---------- Records supplied

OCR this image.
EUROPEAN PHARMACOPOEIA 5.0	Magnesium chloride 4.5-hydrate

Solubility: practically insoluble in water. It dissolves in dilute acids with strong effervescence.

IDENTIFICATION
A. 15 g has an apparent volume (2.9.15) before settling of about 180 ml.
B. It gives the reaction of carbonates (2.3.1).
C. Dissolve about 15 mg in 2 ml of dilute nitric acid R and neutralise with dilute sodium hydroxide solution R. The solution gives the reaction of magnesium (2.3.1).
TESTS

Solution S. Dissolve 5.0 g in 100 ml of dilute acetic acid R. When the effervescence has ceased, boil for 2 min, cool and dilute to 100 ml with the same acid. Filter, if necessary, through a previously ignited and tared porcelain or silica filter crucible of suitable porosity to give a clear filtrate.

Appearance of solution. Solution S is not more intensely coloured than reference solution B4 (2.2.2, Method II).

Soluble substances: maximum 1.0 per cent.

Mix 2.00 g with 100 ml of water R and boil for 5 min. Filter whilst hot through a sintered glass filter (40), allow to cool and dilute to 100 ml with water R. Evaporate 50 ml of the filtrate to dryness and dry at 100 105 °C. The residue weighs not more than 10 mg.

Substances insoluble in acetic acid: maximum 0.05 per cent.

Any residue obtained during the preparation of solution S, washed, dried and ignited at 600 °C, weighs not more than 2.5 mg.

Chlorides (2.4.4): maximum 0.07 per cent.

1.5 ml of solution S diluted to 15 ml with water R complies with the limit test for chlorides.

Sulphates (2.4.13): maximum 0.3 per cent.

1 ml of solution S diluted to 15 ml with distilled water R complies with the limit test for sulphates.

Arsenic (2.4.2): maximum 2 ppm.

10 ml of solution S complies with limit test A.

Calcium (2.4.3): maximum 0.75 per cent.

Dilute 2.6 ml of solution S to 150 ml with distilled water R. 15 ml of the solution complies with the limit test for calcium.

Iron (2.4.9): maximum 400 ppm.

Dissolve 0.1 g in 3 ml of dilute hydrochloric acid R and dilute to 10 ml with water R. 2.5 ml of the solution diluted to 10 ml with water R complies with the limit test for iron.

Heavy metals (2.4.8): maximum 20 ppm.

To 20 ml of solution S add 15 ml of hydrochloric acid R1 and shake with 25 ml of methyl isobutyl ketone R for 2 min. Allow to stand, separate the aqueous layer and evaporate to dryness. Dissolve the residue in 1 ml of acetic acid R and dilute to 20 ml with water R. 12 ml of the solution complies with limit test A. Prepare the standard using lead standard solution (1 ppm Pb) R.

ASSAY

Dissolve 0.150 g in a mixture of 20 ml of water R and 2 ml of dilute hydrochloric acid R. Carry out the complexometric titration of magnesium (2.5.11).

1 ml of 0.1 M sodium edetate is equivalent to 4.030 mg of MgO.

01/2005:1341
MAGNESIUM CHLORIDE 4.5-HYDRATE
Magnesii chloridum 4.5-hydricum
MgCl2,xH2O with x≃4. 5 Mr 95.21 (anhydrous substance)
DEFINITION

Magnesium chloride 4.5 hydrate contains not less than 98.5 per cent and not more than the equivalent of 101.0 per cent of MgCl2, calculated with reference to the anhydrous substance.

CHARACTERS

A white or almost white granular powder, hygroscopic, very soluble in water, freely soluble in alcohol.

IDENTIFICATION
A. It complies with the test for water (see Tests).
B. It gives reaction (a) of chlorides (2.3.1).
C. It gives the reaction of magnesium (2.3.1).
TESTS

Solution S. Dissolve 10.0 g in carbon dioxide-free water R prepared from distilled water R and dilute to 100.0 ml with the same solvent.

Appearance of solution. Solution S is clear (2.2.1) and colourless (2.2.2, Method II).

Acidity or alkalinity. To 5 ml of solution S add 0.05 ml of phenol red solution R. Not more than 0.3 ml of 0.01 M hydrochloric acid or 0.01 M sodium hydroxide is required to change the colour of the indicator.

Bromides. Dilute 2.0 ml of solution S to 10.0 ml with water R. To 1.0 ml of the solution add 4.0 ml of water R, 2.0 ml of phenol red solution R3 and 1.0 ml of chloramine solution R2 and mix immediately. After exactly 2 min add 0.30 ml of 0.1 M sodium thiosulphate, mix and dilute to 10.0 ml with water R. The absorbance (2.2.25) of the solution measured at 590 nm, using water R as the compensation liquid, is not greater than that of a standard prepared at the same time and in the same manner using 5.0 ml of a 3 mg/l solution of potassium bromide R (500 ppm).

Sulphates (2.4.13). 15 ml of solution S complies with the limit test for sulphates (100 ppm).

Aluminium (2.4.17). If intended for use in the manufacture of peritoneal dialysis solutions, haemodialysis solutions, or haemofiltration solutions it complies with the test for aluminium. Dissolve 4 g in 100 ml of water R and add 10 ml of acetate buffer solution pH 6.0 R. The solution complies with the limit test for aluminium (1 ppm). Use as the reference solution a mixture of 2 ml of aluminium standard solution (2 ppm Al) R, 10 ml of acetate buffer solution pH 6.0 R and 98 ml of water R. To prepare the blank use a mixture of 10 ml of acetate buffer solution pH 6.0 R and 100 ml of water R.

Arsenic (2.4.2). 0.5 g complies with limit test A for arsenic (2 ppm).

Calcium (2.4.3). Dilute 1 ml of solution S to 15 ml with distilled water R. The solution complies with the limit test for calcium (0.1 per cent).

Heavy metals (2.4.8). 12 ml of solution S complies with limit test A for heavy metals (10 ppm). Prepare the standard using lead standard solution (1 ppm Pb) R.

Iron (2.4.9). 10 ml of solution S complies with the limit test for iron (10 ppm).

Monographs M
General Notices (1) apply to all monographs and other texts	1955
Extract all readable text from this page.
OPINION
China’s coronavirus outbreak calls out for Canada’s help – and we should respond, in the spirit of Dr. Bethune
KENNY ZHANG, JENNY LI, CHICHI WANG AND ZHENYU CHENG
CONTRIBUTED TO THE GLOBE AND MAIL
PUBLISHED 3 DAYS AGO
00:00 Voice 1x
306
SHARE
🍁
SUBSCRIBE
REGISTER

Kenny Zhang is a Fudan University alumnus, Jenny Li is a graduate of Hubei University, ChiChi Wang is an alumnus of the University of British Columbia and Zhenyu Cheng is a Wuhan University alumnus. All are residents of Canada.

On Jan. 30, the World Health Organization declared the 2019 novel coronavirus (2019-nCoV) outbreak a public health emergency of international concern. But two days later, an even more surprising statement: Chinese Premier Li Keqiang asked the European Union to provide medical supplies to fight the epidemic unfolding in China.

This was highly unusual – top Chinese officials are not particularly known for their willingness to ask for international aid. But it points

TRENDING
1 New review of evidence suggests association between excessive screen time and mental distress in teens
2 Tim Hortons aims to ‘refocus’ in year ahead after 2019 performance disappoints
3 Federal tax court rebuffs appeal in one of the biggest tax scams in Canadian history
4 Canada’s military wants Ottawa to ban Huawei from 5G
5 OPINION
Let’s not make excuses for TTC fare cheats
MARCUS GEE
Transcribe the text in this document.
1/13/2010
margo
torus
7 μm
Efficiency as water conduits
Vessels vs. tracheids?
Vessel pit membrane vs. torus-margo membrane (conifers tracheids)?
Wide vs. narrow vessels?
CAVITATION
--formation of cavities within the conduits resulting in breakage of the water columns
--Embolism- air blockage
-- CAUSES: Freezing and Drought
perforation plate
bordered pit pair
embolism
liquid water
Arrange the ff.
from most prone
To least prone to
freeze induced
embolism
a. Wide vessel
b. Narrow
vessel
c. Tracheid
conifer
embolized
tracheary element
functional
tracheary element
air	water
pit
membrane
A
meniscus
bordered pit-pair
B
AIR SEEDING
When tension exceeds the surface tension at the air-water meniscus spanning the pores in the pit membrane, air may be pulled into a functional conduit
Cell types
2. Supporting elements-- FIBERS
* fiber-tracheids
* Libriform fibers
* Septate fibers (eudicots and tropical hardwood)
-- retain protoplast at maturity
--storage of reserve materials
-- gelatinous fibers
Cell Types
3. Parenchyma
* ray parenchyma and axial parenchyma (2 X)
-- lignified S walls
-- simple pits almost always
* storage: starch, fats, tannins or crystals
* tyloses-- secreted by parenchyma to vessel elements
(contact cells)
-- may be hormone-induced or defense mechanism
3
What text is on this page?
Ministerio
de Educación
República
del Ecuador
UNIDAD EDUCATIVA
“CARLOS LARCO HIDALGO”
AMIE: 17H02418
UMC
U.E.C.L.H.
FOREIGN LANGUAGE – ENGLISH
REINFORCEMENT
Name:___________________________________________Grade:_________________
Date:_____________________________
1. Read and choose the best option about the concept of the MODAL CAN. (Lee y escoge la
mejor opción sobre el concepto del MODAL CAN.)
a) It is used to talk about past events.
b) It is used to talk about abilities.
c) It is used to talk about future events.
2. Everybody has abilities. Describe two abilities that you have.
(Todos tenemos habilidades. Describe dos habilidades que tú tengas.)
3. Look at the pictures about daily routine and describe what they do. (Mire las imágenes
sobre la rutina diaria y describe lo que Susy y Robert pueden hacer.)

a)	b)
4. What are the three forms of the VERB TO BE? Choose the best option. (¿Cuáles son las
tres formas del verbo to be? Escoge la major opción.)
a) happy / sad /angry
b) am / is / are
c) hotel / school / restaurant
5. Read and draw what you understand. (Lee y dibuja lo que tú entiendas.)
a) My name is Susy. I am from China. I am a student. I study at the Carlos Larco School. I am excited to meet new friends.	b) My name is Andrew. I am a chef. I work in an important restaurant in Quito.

--------------------

* _Problem statement_
Look above for lines with the word "equivalent" and copy them all.

* _Written solution_
1 ml of 0.1 M sodium edetate is equivalent to 4.030 mg of MgO.
Magnesium chloride 4.5 hydrate contains not less than 98.5 per cent and not more than the equivalent of 101.0 per cent of MgCl2, calculated with reference to the anhydrous substance.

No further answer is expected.